Work instructions: Identify every line in the records below that contains the word "Beetroot", and copy each of those lines.

[Items listed in a dataset]
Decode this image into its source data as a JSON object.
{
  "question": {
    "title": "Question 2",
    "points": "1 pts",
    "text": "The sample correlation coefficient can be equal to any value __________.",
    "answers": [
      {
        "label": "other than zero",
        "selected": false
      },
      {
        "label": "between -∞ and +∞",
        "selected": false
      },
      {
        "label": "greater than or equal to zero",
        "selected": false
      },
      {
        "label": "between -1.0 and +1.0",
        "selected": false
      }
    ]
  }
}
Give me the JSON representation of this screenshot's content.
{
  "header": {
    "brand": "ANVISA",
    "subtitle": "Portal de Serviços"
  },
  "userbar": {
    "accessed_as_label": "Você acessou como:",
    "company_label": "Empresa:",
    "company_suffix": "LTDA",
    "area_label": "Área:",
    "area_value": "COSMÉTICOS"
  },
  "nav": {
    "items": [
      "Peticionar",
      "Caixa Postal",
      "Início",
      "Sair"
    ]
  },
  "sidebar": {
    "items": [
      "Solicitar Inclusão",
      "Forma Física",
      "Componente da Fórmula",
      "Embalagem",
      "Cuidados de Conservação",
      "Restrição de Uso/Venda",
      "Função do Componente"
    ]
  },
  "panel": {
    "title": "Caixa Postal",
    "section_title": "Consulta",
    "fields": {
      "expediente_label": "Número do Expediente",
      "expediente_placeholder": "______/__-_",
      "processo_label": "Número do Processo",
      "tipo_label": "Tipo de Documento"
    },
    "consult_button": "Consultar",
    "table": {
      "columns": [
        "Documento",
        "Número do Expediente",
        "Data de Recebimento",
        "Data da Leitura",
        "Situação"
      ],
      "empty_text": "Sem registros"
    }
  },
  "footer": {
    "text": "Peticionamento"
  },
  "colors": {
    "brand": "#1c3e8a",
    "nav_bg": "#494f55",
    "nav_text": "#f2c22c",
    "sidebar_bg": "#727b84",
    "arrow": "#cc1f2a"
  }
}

* * *

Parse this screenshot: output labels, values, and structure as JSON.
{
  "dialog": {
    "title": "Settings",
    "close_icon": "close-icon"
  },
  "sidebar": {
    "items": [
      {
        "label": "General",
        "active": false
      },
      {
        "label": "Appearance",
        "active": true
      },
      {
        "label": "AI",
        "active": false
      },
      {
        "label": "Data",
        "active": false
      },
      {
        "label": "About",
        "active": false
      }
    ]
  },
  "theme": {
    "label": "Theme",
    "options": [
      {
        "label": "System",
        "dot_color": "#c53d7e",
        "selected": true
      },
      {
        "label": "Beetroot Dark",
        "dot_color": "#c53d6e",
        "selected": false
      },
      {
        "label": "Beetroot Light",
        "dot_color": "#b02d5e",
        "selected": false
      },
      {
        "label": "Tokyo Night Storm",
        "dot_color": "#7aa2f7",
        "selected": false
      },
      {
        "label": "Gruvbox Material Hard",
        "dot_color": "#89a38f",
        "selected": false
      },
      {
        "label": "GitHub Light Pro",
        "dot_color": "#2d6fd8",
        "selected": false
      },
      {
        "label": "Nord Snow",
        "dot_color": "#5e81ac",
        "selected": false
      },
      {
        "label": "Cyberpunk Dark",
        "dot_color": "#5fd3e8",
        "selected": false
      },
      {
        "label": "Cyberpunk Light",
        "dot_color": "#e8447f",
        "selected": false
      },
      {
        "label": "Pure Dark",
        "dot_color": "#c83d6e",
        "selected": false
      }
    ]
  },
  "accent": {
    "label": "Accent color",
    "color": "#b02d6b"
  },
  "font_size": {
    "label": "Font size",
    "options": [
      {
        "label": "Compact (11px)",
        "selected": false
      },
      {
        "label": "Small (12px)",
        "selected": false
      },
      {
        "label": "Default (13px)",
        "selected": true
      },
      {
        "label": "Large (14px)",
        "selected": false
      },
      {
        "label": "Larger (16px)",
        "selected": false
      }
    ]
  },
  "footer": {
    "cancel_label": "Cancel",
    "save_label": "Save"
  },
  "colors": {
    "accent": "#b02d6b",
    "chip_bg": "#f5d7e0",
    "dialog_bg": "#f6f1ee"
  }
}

Output of the exercise:
        "label": "Beetroot Dark",
        "label": "Beetroot Light",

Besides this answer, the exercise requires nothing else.